GIVEN TASK >> Please transcribe the listing below in full and word for word, without its pictures.

A run of records
──────

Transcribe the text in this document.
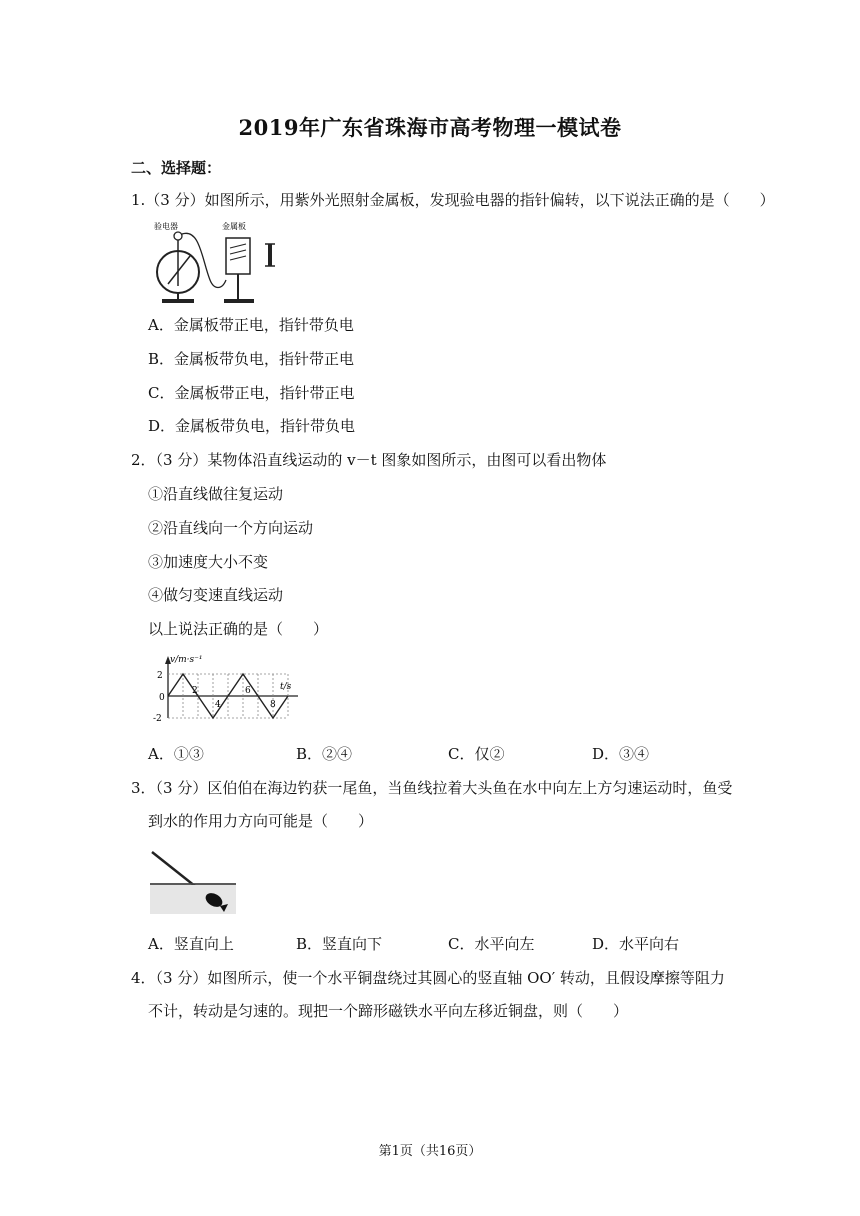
2019年广东省珠海市高考物理一模试卷
二、选择题：
1.（3 分）如图所示，用紫外光照射金属板，发现验电器的指针偏转，以下说法正确的是（　　）
验电器	金属板
A．金属板带正电，指针带负电
B．金属板带负电，指针带正电
C．金属板带正电，指针带正电
D．金属板带负电，指针带负电
2．（3 分）某物体沿直线运动的 v－t 图象如图所示，由图可以看出物体
①沿直线做往复运动
②沿直线向一个方向运动
③加速度大小不变
④做匀变速直线运动
以上说法正确的是（　　）
v/m·s⁻¹
t/s
2
0
-2
2
4
6
8
A．①③	B．②④	C．仅②	D．③④
3．（3 分）区伯伯在海边钓获一尾鱼，当鱼线拉着大头鱼在水中向左上方匀速运动时，鱼受
到水的作用力方向可能是（　　）
A．竖直向上	B．竖直向下	C．水平向左	D．水平向右
4．（3 分）如图所示，使一个水平铜盘绕过其圆心的竖直轴 OO′ 转动，且假设摩擦等阻力
不计，转动是匀速的。现把一个蹄形磁铁水平向左移近铜盘，则（　　）
第1页（共16页）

──────

COMPLETED EXERCISE >>
Transcribe the text in this document.
2019年广东省珠海市高考物理一模试卷
二、选择题：
1.（3 分）如图所示，用紫外光照射金属板，发现验电器的指针偏转，以下说法正确的是（　　）
验电器	金属板
A．金属板带正电，指针带负电
B．金属板带负电，指针带正电
C．金属板带正电，指针带正电
D．金属板带负电，指针带负电
2．（3 分）某物体沿直线运动的 v－t 图象如图所示，由图可以看出物体
①沿直线做往复运动
②沿直线向一个方向运动
③加速度大小不变
④做匀变速直线运动
以上说法正确的是（　　）
v/m·s⁻¹
t/s
2
0
-2
2
4
6
8
A．①③	B．②④	C．仅②	D．③④
3．（3 分）区伯伯在海边钓获一尾鱼，当鱼线拉着大头鱼在水中向左上方匀速运动时，鱼受
到水的作用力方向可能是（　　）
A．竖直向上	B．竖直向下	C．水平向左	D．水平向右
4．（3 分）如图所示，使一个水平铜盘绕过其圆心的竖直轴 OO′ 转动，且假设摩擦等阻力
不计，转动是匀速的。现把一个蹄形磁铁水平向左移近铜盘，则（　　）
第1页（共16页）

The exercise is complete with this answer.